## Supplied information
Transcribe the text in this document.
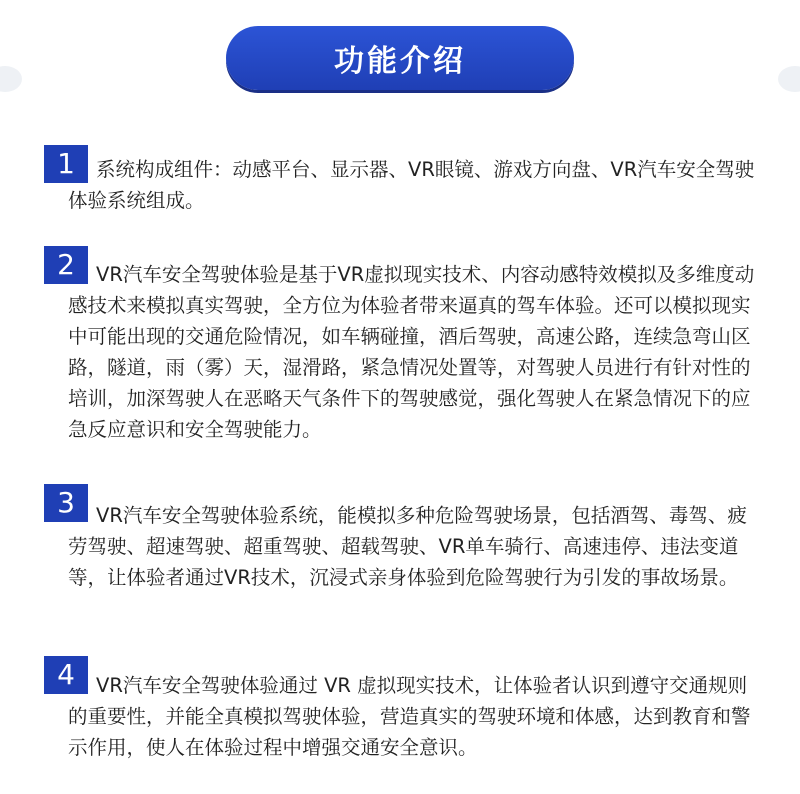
功能介绍
1	系统构成组件：动感平台、显示器、VR眼镜、游戏方向盘、VR汽车安全驾驶体验系统组成。

2	VR汽车安全驾驶体验是基于VR虚拟现实技术、内容动感特效模拟及多维度动感技术来模拟真实驾驶，全方位为体验者带来逼真的驾车体验。还可以模拟现实中可能出现的交通危险情况，如车辆碰撞，酒后驾驶，高速公路，连续急弯山区路，隧道，雨（雾）天，湿滑路，紧急情况处置等，对驾驶人员进行有针对性的培训，加深驾驶人在恶略天气条件下的驾驶感觉，强化驾驶人在紧急情况下的应急反应意识和安全驾驶能力。

3	VR汽车安全驾驶体验系统，能模拟多种危险驾驶场景，包括酒驾、毒驾、疲劳驾驶、超速驾驶、超重驾驶、超载驾驶、VR单车骑行、高速违停、违法变道等，让体验者通过VR技术，沉浸式亲身体验到危险驾驶行为引发的事故场景。

4	VR汽车安全驾驶体验通过 VR 虚拟现实技术，让体验者认识到遵守交通规则的重要性，并能全真模拟驾驶体验，营造真实的驾驶环境和体感，达到教育和警示作用，使人在体验过程中增强交通安全意识。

## What you are asked to do
Repeat the material above in full and unchanged, minus its images.

## Written answer
Transcribe the text in this document.
功能介绍
1	系统构成组件：动感平台、显示器、VR眼镜、游戏方向盘、VR汽车安全驾驶体验系统组成。

2	VR汽车安全驾驶体验是基于VR虚拟现实技术、内容动感特效模拟及多维度动感技术来模拟真实驾驶，全方位为体验者带来逼真的驾车体验。还可以模拟现实中可能出现的交通危险情况，如车辆碰撞，酒后驾驶，高速公路，连续急弯山区路，隧道，雨（雾）天，湿滑路，紧急情况处置等，对驾驶人员进行有针对性的培训，加深驾驶人在恶略天气条件下的驾驶感觉，强化驾驶人在紧急情况下的应急反应意识和安全驾驶能力。

3	VR汽车安全驾驶体验系统，能模拟多种危险驾驶场景，包括酒驾、毒驾、疲劳驾驶、超速驾驶、超重驾驶、超载驾驶、VR单车骑行、高速违停、违法变道等，让体验者通过VR技术，沉浸式亲身体验到危险驾驶行为引发的事故场景。

4	VR汽车安全驾驶体验通过 VR 虚拟现实技术，让体验者认识到遵守交通规则的重要性，并能全真模拟驾驶体验，营造真实的驾驶环境和体感，达到教育和警示作用，使人在体验过程中增强交通安全意识。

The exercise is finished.